§ INFORMATION PROVIDED:
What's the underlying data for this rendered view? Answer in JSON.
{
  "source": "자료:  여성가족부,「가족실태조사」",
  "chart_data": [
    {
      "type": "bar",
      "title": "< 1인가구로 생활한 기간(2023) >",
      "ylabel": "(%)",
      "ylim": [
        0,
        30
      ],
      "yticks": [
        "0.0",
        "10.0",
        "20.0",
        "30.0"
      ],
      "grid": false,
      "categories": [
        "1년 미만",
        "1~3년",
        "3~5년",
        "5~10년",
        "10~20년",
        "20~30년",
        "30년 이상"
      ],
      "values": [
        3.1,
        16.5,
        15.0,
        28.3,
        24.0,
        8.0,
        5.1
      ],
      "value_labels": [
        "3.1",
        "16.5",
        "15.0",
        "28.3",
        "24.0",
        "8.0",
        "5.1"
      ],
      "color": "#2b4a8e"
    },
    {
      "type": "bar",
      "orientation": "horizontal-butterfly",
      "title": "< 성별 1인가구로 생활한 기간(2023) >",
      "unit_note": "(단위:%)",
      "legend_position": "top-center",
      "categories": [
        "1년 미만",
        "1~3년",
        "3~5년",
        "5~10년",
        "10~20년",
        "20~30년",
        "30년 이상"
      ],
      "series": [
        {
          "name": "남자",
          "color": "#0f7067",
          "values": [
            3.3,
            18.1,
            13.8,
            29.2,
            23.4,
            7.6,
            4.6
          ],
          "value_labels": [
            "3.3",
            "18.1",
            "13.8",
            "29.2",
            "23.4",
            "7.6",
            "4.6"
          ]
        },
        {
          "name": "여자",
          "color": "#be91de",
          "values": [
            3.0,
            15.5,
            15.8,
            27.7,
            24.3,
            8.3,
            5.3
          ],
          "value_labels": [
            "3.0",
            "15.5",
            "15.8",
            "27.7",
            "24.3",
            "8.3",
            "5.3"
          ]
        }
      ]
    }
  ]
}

§ TO DO: The records above should be restated word for word, please.

§ TASK ANSWER:
What's the underlying data for this rendered view? Answer in JSON.
{
  "source": "자료:  여성가족부,「가족실태조사」",
  "chart_data": [
    {
      "type": "bar",
      "title": "< 1인가구로 생활한 기간(2023) >",
      "ylabel": "(%)",
      "ylim": [
        0,
        30
      ],
      "yticks": [
        "0.0",
        "10.0",
        "20.0",
        "30.0"
      ],
      "grid": false,
      "categories": [
        "1년 미만",
        "1~3년",
        "3~5년",
        "5~10년",
        "10~20년",
        "20~30년",
        "30년 이상"
      ],
      "values": [
        3.1,
        16.5,
        15.0,
        28.3,
        24.0,
        8.0,
        5.1
      ],
      "value_labels": [
        "3.1",
        "16.5",
        "15.0",
        "28.3",
        "24.0",
        "8.0",
        "5.1"
      ],
      "color": "#2b4a8e"
    },
    {
      "type": "bar",
      "orientation": "horizontal-butterfly",
      "title": "< 성별 1인가구로 생활한 기간(2023) >",
      "unit_note": "(단위:%)",
      "legend_position": "top-center",
      "categories": [
        "1년 미만",
        "1~3년",
        "3~5년",
        "5~10년",
        "10~20년",
        "20~30년",
        "30년 이상"
      ],
      "series": [
        {
          "name": "남자",
          "color": "#0f7067",
          "values": [
            3.3,
            18.1,
            13.8,
            29.2,
            23.4,
            7.6,
            4.6
          ],
          "value_labels": [
            "3.3",
            "18.1",
            "13.8",
            "29.2",
            "23.4",
            "7.6",
            "4.6"
          ]
        },
        {
          "name": "여자",
          "color": "#be91de",
          "values": [
            3.0,
            15.5,
            15.8,
            27.7,
            24.3,
            8.3,
            5.3
          ],
          "value_labels": [
            "3.0",
            "15.5",
            "15.8",
            "27.7",
            "24.3",
            "8.3",
            "5.3"
          ]
        }
      ]
    }
  ]
}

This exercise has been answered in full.